▸ **WORK TO COMPLETE**: Restate the full listing word for word and leave the pictures out.

(Excerpts from a figure dataset)

'''

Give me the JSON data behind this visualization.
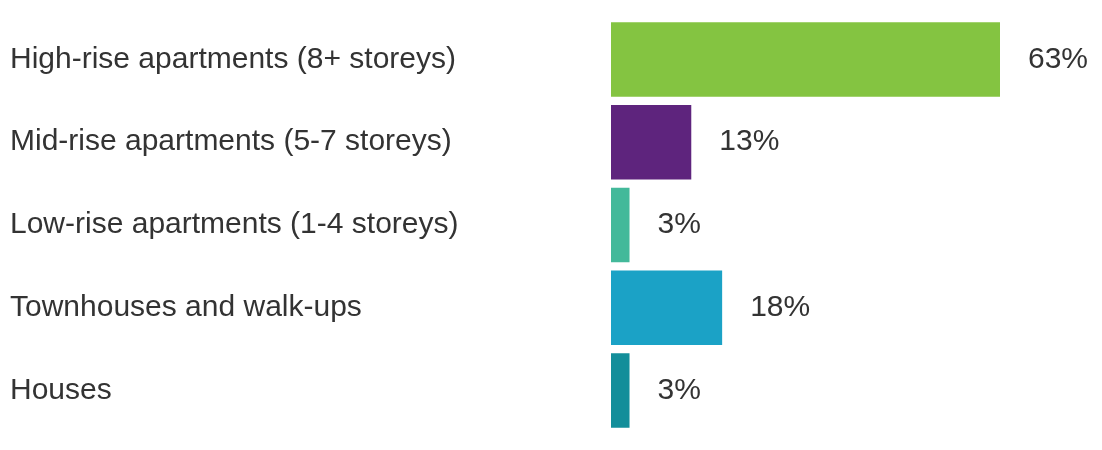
{
  "chart_data": {
    "type": "bar",
    "orientation": "horizontal",
    "categories": [
      "High-rise apartments (8+ storeys)",
      "Mid-rise apartments (5-7 storeys)",
      "Low-rise apartments (1-4 storeys)",
      "Townhouses and walk-ups",
      "Houses"
    ],
    "values": [
      63,
      13,
      3,
      18,
      3
    ],
    "colors": [
      "#84c441",
      "#5e247d",
      "#43b99a",
      "#1ba2c6",
      "#138e9a"
    ],
    "value_labels": [
      "63%",
      "13%",
      "3%",
      "18%",
      "3%"
    ]
  }
}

'''

▸ **CORRECT ANSWER**:
Give me the JSON data behind this visualization.
{
  "chart_data": {
    "type": "bar",
    "orientation": "horizontal",
    "categories": [
      "High-rise apartments (8+ storeys)",
      "Mid-rise apartments (5-7 storeys)",
      "Low-rise apartments (1-4 storeys)",
      "Townhouses and walk-ups",
      "Houses"
    ],
    "values": [
      63,
      13,
      3,
      18,
      3
    ],
    "colors": [
      "#84c441",
      "#5e247d",
      "#43b99a",
      "#1ba2c6",
      "#138e9a"
    ],
    "value_labels": [
      "63%",
      "13%",
      "3%",
      "18%",
      "3%"
    ]
  }
}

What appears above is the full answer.